## What you need to do
Set all the material down again unchanged, without the pictures.

## Task input
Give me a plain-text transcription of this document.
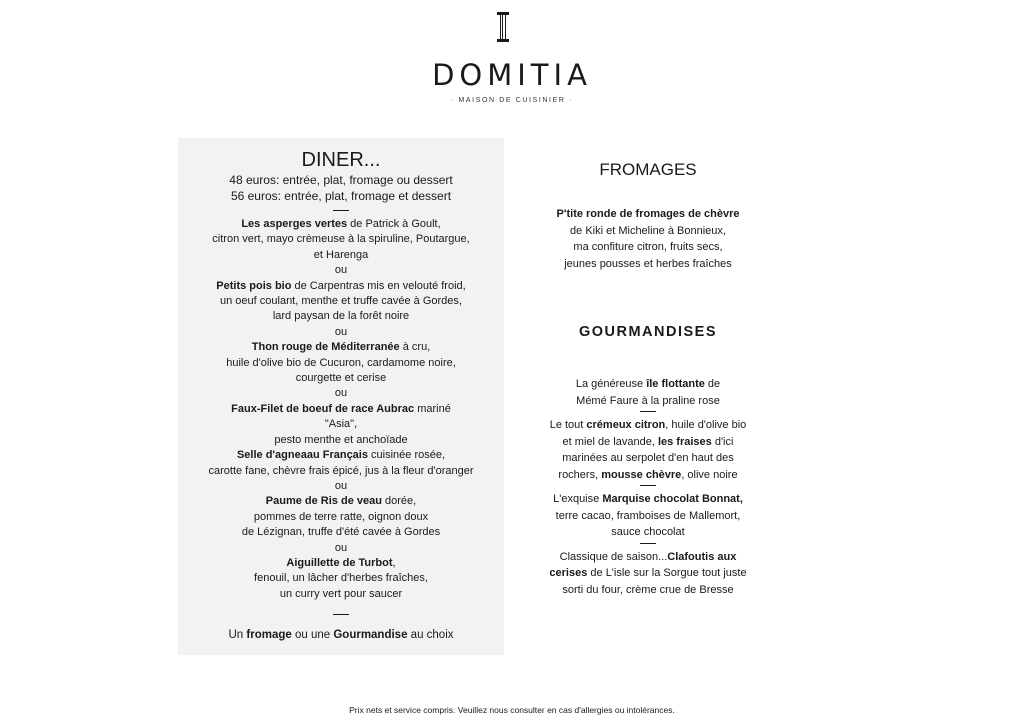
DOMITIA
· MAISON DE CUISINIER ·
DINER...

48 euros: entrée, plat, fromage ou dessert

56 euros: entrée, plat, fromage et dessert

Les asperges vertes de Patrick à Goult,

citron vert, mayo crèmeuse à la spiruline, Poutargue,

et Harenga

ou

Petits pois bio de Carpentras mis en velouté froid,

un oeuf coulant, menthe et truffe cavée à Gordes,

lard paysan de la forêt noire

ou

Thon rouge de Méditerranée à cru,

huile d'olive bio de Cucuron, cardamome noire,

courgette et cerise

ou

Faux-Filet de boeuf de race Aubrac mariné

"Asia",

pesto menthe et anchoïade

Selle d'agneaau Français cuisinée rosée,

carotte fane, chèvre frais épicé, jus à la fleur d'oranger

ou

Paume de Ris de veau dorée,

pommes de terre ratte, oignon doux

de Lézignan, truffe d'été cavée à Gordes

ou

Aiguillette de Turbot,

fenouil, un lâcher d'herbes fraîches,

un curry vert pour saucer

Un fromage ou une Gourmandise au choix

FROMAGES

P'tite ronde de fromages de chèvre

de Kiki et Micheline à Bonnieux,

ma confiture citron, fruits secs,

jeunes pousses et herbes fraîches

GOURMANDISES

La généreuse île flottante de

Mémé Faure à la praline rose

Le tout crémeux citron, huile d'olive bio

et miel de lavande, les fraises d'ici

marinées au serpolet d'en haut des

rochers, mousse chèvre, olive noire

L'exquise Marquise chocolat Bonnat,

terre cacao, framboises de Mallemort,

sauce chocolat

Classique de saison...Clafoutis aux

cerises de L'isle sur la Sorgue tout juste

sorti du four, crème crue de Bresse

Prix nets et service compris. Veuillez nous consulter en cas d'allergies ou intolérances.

## Output
Give me a plain-text transcription of this document.
DOMITIA
· MAISON DE CUISINIER ·
DINER...

48 euros: entrée, plat, fromage ou dessert

56 euros: entrée, plat, fromage et dessert

Les asperges vertes de Patrick à Goult,

citron vert, mayo crèmeuse à la spiruline, Poutargue,

et Harenga

ou

Petits pois bio de Carpentras mis en velouté froid,

un oeuf coulant, menthe et truffe cavée à Gordes,

lard paysan de la forêt noire

ou

Thon rouge de Méditerranée à cru,

huile d'olive bio de Cucuron, cardamome noire,

courgette et cerise

ou

Faux-Filet de boeuf de race Aubrac mariné

"Asia",

pesto menthe et anchoïade

Selle d'agneaau Français cuisinée rosée,

carotte fane, chèvre frais épicé, jus à la fleur d'oranger

ou

Paume de Ris de veau dorée,

pommes de terre ratte, oignon doux

de Lézignan, truffe d'été cavée à Gordes

ou

Aiguillette de Turbot,

fenouil, un lâcher d'herbes fraîches,

un curry vert pour saucer

Un fromage ou une Gourmandise au choix

FROMAGES

P'tite ronde de fromages de chèvre

de Kiki et Micheline à Bonnieux,

ma confiture citron, fruits secs,

jeunes pousses et herbes fraîches

GOURMANDISES

La généreuse île flottante de

Mémé Faure à la praline rose

Le tout crémeux citron, huile d'olive bio

et miel de lavande, les fraises d'ici

marinées au serpolet d'en haut des

rochers, mousse chèvre, olive noire

L'exquise Marquise chocolat Bonnat,

terre cacao, framboises de Mallemort,

sauce chocolat

Classique de saison...Clafoutis aux

cerises de L'isle sur la Sorgue tout juste

sorti du four, crème crue de Bresse

Prix nets et service compris. Veuillez nous consulter en cas d'allergies ou intolérances.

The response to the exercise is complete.